──────── LISTED ENTRIES ────────

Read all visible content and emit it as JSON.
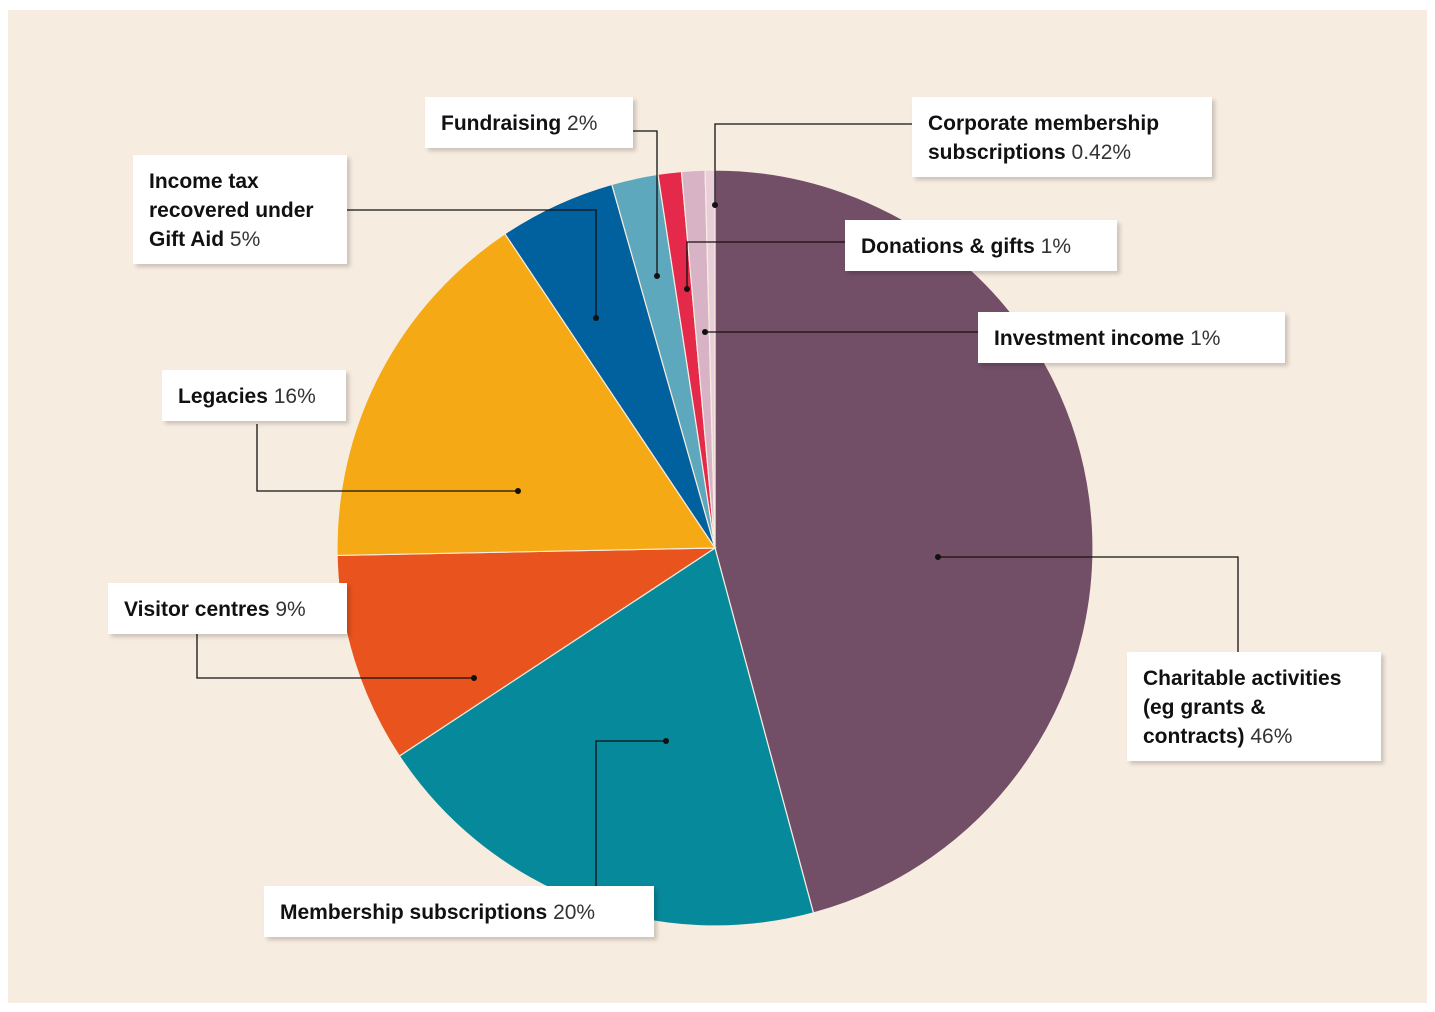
{
  "chart_data": {
    "type": "pie",
    "categories": [
      "Charitable activities (eg grants & contracts)",
      "Membership subscriptions",
      "Visitor centres",
      "Legacies",
      "Income tax recovered under Gift Aid",
      "Fundraising",
      "Donations & gifts",
      "Investment income",
      "Corporate membership subscriptions"
    ],
    "values": [
      46,
      20,
      9,
      16,
      5,
      2,
      1,
      1,
      0.42
    ],
    "value_labels": [
      "46%",
      "20%",
      "9%",
      "16%",
      "5%",
      "2%",
      "1%",
      "1%",
      "0.42%"
    ],
    "colors": [
      "#724f67",
      "#07899c",
      "#e8531e",
      "#f5a914",
      "#01609e",
      "#5ea8bd",
      "#e4294b",
      "#d7b3c5",
      "#e9cfd9"
    ]
  }
}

────────

* [YOUR TASK] Using the material above, retype each entry exactly and omit the pictures.

* [THE RESPONSE]
Read all visible content and emit it as JSON.
{
  "chart_data": {
    "type": "pie",
    "categories": [
      "Charitable activities (eg grants & contracts)",
      "Membership subscriptions",
      "Visitor centres",
      "Legacies",
      "Income tax recovered under Gift Aid",
      "Fundraising",
      "Donations & gifts",
      "Investment income",
      "Corporate membership subscriptions"
    ],
    "values": [
      46,
      20,
      9,
      16,
      5,
      2,
      1,
      1,
      0.42
    ],
    "value_labels": [
      "46%",
      "20%",
      "9%",
      "16%",
      "5%",
      "2%",
      "1%",
      "1%",
      "0.42%"
    ],
    "colors": [
      "#724f67",
      "#07899c",
      "#e8531e",
      "#f5a914",
      "#01609e",
      "#5ea8bd",
      "#e4294b",
      "#d7b3c5",
      "#e9cfd9"
    ]
  }
}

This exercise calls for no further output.